Exercise directions: Echo the lines starting with the line containing "lasso-icon[interactable]: ꝏ <box>24" and going on through the line containing "wrench-icon[interactable]: ✧ <box>987", both included.

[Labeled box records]
■ ■ ■ ■ ■ ■ ■
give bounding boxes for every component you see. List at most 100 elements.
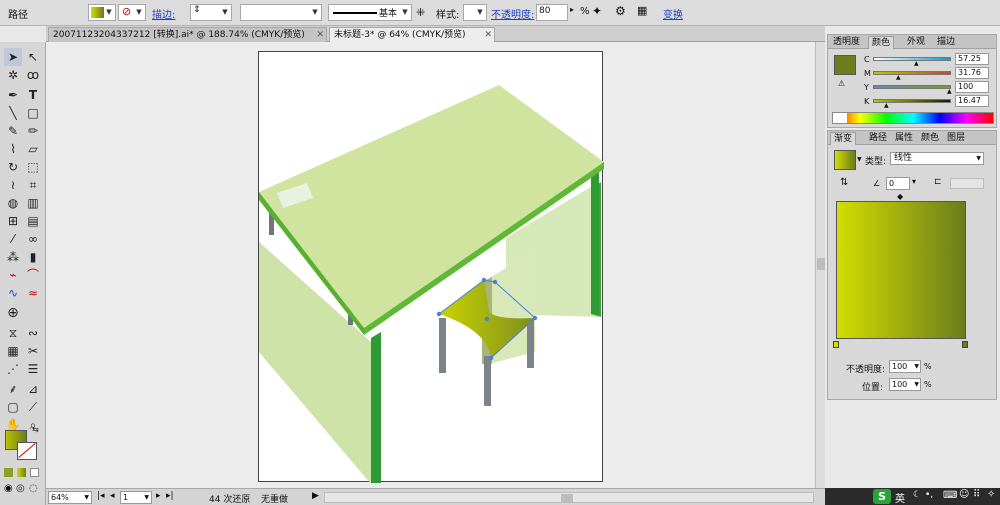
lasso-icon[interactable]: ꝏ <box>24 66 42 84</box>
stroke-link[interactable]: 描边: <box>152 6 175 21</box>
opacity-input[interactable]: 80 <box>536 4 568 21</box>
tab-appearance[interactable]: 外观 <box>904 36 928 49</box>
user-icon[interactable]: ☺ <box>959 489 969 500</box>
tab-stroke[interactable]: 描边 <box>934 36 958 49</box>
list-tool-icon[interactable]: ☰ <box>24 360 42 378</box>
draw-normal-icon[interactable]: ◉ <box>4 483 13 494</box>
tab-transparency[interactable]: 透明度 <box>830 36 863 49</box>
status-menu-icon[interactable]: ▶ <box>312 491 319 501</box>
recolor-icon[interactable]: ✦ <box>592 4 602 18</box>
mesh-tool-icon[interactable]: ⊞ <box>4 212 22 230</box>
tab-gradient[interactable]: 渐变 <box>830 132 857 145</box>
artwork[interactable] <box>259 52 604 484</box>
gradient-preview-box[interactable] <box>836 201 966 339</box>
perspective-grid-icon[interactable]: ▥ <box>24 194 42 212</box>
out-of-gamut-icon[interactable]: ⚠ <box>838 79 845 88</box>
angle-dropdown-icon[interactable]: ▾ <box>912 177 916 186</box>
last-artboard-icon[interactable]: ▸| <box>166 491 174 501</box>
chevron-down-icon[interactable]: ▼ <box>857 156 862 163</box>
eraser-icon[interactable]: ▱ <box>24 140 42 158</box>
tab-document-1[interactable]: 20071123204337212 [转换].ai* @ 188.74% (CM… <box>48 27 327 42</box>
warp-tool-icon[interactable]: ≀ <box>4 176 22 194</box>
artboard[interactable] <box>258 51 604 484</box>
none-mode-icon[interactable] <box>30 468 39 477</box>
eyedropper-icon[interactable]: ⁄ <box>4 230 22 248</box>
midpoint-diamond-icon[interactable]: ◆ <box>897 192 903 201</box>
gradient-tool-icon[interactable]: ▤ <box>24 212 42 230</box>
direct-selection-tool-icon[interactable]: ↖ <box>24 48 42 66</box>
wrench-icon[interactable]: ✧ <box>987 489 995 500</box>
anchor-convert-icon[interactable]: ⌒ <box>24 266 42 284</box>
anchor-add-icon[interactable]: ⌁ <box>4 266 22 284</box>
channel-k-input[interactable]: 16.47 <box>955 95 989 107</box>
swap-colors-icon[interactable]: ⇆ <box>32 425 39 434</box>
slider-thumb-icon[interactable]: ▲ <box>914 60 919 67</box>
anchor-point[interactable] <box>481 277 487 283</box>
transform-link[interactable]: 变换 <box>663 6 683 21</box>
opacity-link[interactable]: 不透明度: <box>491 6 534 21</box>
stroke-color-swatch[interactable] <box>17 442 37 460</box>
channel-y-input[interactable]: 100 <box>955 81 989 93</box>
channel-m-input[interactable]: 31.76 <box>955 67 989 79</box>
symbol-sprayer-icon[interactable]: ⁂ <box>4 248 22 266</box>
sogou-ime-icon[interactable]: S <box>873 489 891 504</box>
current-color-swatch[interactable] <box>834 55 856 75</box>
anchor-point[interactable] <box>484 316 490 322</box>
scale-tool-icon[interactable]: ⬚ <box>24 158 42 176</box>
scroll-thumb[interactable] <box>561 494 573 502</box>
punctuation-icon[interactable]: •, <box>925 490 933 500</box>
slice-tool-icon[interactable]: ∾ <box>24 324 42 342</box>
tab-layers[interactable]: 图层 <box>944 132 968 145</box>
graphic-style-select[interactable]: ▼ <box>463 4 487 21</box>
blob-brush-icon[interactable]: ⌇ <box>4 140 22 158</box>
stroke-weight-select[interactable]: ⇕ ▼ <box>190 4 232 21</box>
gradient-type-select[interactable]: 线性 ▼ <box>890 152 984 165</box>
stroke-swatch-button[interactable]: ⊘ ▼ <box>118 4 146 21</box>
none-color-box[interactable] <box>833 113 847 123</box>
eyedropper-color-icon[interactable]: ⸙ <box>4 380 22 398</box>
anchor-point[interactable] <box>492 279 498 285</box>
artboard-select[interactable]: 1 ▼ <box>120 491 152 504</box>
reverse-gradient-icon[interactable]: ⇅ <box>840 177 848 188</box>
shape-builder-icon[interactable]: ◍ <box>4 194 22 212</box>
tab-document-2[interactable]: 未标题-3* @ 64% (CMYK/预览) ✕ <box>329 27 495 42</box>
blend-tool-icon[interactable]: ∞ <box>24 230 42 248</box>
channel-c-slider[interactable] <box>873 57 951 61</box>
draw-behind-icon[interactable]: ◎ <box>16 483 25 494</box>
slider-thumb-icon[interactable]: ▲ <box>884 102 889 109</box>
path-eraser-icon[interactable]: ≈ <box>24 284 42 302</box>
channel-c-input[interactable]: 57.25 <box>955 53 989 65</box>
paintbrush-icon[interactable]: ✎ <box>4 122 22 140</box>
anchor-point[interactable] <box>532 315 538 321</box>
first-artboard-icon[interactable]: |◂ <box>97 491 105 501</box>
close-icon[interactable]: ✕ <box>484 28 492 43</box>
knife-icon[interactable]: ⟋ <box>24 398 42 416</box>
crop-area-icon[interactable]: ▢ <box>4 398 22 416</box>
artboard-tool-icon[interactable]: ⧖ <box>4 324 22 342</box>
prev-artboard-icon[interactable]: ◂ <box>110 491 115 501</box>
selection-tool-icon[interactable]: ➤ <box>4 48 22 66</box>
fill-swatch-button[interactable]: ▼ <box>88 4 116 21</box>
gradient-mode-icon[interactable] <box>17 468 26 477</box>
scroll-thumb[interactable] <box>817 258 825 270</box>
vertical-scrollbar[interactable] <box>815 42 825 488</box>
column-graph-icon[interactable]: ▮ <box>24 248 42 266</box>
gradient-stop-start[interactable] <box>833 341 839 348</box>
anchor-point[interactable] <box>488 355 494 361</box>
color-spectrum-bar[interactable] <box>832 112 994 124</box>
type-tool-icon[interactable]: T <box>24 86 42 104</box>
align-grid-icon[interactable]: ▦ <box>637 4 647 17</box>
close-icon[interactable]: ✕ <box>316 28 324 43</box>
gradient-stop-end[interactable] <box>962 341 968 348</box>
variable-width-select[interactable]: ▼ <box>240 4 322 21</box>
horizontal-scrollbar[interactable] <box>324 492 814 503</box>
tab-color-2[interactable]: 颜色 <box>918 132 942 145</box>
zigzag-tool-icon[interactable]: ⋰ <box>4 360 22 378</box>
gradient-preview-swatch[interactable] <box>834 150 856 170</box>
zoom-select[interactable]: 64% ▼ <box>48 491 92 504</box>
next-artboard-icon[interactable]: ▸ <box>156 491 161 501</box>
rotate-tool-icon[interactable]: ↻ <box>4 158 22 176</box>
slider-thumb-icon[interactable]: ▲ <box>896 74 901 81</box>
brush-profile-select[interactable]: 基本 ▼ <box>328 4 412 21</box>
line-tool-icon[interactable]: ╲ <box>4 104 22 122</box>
■ ■ ■ ■ ■ ■ ■
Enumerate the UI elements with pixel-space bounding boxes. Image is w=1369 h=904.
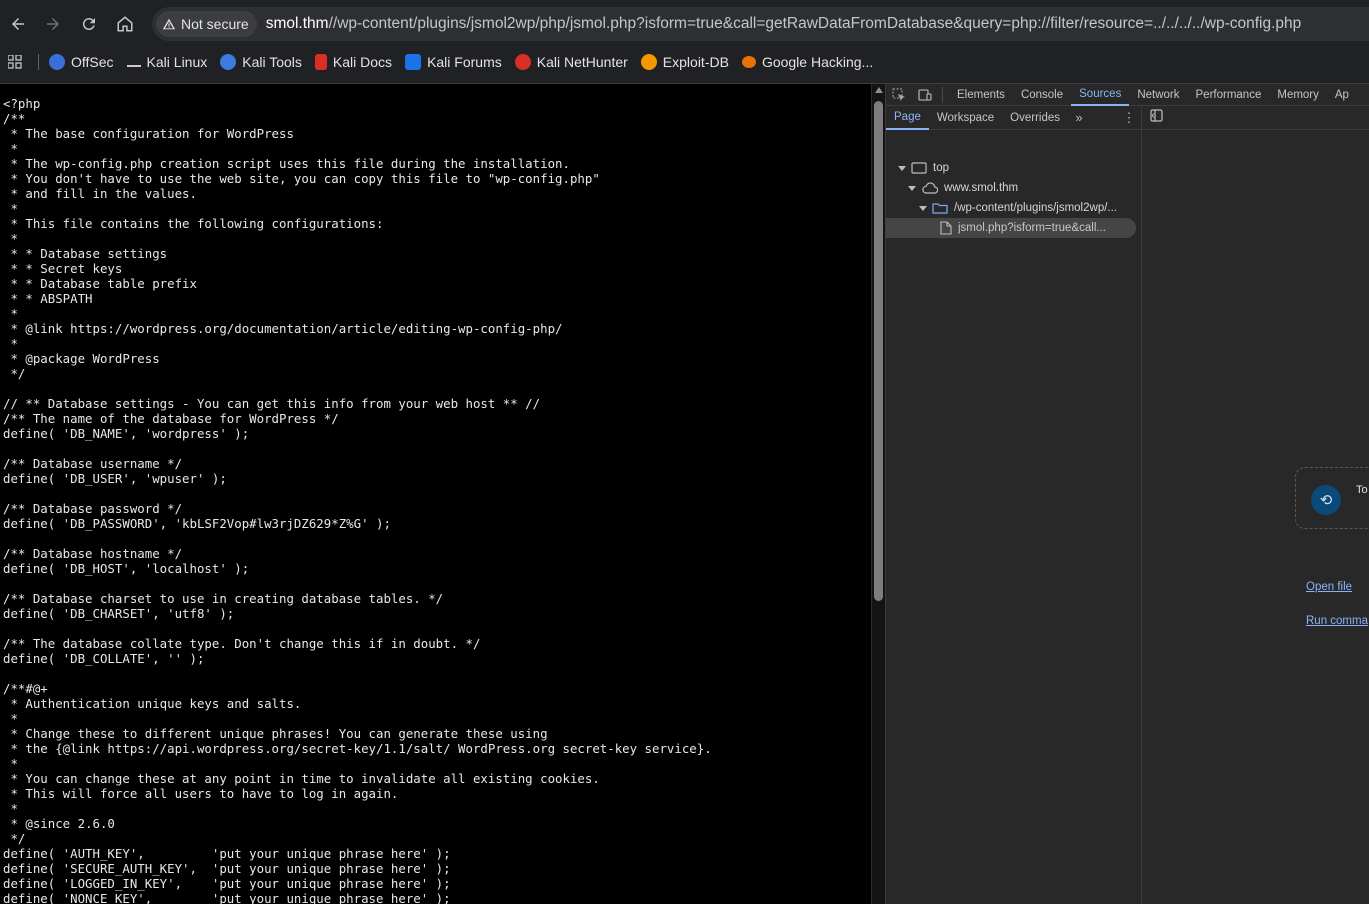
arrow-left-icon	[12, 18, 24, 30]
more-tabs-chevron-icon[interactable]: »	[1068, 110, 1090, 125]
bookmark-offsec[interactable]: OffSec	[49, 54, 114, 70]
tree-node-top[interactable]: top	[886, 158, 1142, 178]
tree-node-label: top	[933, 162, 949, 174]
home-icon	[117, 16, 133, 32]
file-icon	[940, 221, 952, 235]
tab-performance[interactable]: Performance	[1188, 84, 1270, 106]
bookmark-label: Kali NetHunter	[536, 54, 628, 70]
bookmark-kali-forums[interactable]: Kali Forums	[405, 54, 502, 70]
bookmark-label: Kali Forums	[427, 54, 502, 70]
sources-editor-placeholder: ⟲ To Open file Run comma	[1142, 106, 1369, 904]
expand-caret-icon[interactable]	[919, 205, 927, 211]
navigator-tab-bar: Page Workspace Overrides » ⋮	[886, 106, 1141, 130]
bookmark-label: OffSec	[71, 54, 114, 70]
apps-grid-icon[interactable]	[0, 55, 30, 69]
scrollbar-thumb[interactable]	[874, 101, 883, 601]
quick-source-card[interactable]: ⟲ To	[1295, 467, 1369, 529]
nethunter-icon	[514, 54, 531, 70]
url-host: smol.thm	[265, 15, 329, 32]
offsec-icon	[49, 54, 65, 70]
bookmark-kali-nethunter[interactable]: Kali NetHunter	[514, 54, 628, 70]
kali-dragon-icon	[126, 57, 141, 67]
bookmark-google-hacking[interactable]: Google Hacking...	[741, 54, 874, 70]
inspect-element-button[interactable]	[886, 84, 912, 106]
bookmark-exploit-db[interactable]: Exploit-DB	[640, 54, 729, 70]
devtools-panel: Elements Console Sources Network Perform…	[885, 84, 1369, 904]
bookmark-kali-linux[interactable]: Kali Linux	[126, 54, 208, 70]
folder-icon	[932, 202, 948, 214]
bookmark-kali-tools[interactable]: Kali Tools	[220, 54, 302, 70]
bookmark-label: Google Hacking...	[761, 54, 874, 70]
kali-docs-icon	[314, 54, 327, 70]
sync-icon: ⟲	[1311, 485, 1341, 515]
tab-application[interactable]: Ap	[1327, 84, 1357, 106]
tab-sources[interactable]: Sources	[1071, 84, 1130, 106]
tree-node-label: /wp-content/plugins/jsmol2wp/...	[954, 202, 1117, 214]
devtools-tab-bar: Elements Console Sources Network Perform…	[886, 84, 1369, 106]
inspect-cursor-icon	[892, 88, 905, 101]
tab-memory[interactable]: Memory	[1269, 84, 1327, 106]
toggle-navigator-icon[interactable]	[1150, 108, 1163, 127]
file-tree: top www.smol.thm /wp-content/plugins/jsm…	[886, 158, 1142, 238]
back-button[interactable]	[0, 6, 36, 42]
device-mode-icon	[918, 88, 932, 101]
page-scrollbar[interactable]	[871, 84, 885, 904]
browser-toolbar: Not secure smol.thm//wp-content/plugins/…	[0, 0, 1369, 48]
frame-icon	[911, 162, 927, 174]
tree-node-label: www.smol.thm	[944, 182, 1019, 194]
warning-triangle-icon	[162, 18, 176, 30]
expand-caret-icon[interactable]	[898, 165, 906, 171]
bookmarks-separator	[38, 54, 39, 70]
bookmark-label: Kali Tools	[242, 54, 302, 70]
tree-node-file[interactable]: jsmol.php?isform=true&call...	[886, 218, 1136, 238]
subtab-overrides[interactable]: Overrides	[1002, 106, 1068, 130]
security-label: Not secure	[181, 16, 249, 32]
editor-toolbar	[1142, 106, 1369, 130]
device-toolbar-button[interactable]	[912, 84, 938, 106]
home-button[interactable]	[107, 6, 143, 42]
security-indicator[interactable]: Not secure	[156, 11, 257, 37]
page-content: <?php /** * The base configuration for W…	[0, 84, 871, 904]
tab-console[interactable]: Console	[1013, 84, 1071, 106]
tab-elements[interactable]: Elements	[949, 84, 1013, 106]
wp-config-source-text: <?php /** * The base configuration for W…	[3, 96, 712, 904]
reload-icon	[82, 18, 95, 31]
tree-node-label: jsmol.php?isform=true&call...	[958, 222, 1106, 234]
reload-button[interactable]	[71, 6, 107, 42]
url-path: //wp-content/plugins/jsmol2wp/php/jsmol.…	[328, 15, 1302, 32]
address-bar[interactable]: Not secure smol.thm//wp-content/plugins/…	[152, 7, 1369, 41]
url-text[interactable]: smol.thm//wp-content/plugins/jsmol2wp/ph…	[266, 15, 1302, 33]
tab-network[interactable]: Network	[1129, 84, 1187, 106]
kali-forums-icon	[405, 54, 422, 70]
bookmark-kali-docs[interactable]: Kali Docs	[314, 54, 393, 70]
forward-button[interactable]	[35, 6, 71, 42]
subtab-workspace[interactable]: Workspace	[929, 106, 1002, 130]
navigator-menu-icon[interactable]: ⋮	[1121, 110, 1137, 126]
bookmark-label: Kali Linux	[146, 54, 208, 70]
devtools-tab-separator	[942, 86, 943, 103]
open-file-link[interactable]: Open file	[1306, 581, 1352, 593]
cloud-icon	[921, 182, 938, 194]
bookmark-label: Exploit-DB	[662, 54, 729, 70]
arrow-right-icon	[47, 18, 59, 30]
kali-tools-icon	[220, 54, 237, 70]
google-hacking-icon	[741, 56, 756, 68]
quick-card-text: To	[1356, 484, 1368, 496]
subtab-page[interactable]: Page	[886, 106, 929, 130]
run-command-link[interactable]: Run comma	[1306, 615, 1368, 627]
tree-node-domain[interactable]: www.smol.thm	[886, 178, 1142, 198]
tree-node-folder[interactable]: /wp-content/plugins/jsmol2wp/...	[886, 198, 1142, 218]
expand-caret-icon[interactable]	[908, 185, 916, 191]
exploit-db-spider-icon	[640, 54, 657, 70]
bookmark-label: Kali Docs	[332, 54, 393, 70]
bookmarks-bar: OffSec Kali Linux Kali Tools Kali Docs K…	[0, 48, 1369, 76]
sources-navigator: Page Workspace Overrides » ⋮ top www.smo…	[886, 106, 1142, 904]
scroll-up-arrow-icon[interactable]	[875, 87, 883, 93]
■ ■ ■ ■ ■ ■ ■
Correct answer:
lasso-icon[interactable]: ꝏ <box>24 66 42 84</box>
stroke-link[interactable]: 描边: <box>152 6 175 21</box>
opacity-input[interactable]: 80 <box>536 4 568 21</box>
tab-appearance[interactable]: 外观 <box>904 36 928 49</box>
user-icon[interactable]: ☺ <box>959 489 969 500</box>
tab-stroke[interactable]: 描边 <box>934 36 958 49</box>
list-tool-icon[interactable]: ☰ <box>24 360 42 378</box>
draw-normal-icon[interactable]: ◉ <box>4 483 13 494</box>
tab-transparency[interactable]: 透明度 <box>830 36 863 49</box>
status-menu-icon[interactable]: ▶ <box>312 491 319 501</box>
recolor-icon[interactable]: ✦ <box>592 4 602 18</box>
mesh-tool-icon[interactable]: ⊞ <box>4 212 22 230</box>
tab-gradient[interactable]: 渐变 <box>830 132 857 145</box>
artwork[interactable] <box>259 52 604 484</box>
gradient-preview-box[interactable] <box>836 201 966 339</box>
perspective-grid-icon[interactable]: ▥ <box>24 194 42 212</box>
out-of-gamut-icon[interactable]: ⚠ <box>838 79 845 88</box>
angle-dropdown-icon[interactable]: ▾ <box>912 177 916 186</box>
last-artboard-icon[interactable]: ▸| <box>166 491 174 501</box>
chevron-down-icon[interactable]: ▼ <box>857 156 862 163</box>
eraser-icon[interactable]: ▱ <box>24 140 42 158</box>
tab-document-1[interactable]: 20071123204337212 [转换].ai* @ 188.74% (CM… <box>48 27 327 42</box>
warp-tool-icon[interactable]: ≀ <box>4 176 22 194</box>
artboard[interactable] <box>258 51 604 484</box>
none-mode-icon[interactable] <box>30 468 39 477</box>
eyedropper-icon[interactable]: ⁄ <box>4 230 22 248</box>
midpoint-diamond-icon[interactable]: ◆ <box>897 192 903 201</box>
gradient-tool-icon[interactable]: ▤ <box>24 212 42 230</box>
direct-selection-tool-icon[interactable]: ↖ <box>24 48 42 66</box>
wrench-icon[interactable]: ✧ <box>987 489 995 500</box>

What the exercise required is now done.